▸ **TASK OBJECTIVE**:
Every line of the records must be repeated exactly; pictures stay out.

▸ **MATERIAL PROVIDED**:

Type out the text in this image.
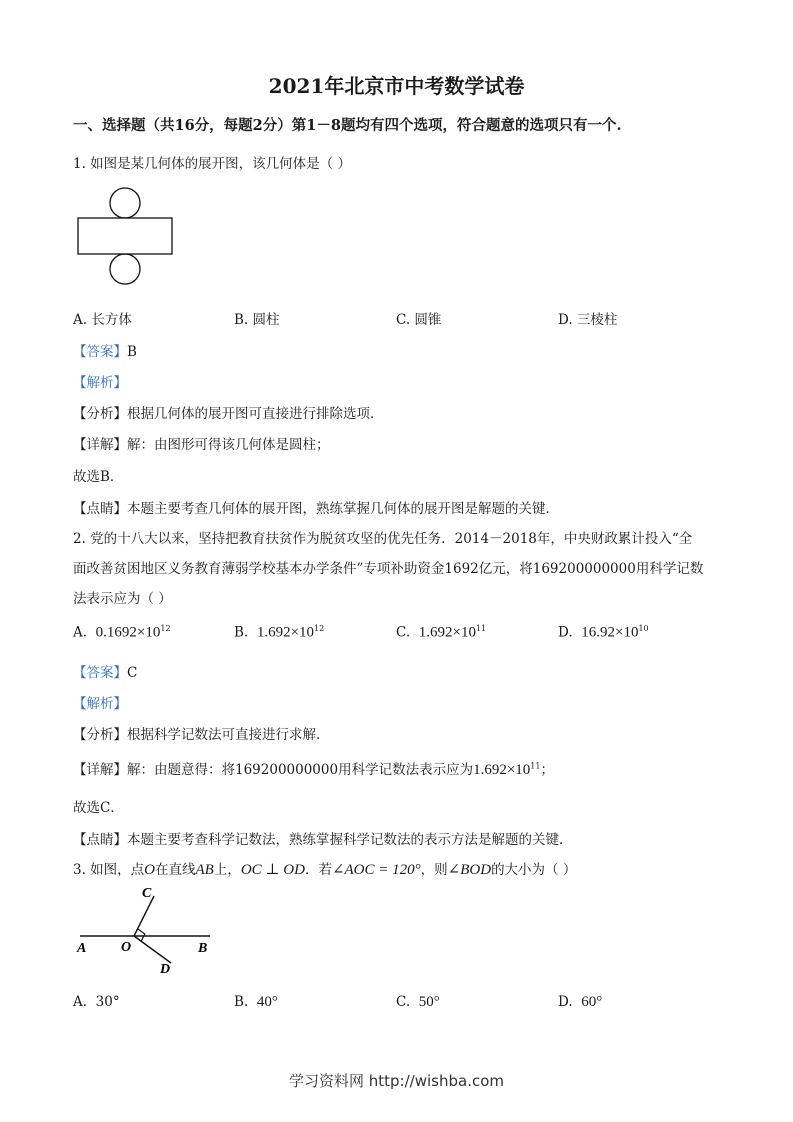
2021年北京市中考数学试卷
一、选择题（共16分，每题2分）第1－8题均有四个选项，符合题意的选项只有一个.
1. 如图是某几何体的展开图，该几何体是（ ）
A. 长方体	B. 圆柱	C. 圆锥	D. 三棱柱
【答案】B
【解析】
【分析】根据几何体的展开图可直接进行排除选项．
【详解】解：由图形可得该几何体是圆柱；
故选B．
【点睛】本题主要考查几何体的展开图，熟练掌握几何体的展开图是解题的关键．
2. 党的十八大以来，坚持把教育扶贫作为脱贫攻坚的优先任务．2014－2018年，中央财政累计投入“全
面改善贫困地区义务教育薄弱学校基本办学条件”专项补助资金1692亿元，将169200000000用科学记数
法表示应为（ ）
A. $0.1692\times 10^{12}$	B. $1.692\times 10^{12}$	C. $1.692\times 10^{11}$	D. $16.92\times 10^{10}$
【答案】C
【解析】
【分析】根据科学记数法可直接进行求解．
【详解】解：由题意得：将169200000000用科学记数法表示应为$1.692\times 10^{11}$；
故选C．
【点睛】本题主要考查科学记数法，熟练掌握科学记数法的表示方法是解题的关键．
3. 如图，点O在直线AB上，OC ⊥ OD．若∠AOC = 120°，则∠BOD的大小为（ ）
C
A O	B
D
A. 30°	B. 40°	C. 50°	D. 60°
学习资料网 http://wishba.com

▸ **CORRECT ANSWER**:
Type out the text in this image.
2021年北京市中考数学试卷
一、选择题（共16分，每题2分）第1－8题均有四个选项，符合题意的选项只有一个.
1. 如图是某几何体的展开图，该几何体是（ ）
A. 长方体	B. 圆柱	C. 圆锥	D. 三棱柱
【答案】B
【解析】
【分析】根据几何体的展开图可直接进行排除选项．
【详解】解：由图形可得该几何体是圆柱；
故选B．
【点睛】本题主要考查几何体的展开图，熟练掌握几何体的展开图是解题的关键．
2. 党的十八大以来，坚持把教育扶贫作为脱贫攻坚的优先任务．2014－2018年，中央财政累计投入“全
面改善贫困地区义务教育薄弱学校基本办学条件”专项补助资金1692亿元，将169200000000用科学记数
法表示应为（ ）
A. $0.1692\times 10^{12}$	B. $1.692\times 10^{12}$	C. $1.692\times 10^{11}$	D. $16.92\times 10^{10}$
【答案】C
【解析】
【分析】根据科学记数法可直接进行求解．
【详解】解：由题意得：将169200000000用科学记数法表示应为$1.692\times 10^{11}$；
故选C．
【点睛】本题主要考查科学记数法，熟练掌握科学记数法的表示方法是解题的关键．
3. 如图，点O在直线AB上，OC ⊥ OD．若∠AOC = 120°，则∠BOD的大小为（ ）
C
A O	B
D
A. 30°	B. 40°	C. 50°	D. 60°
学习资料网 http://wishba.com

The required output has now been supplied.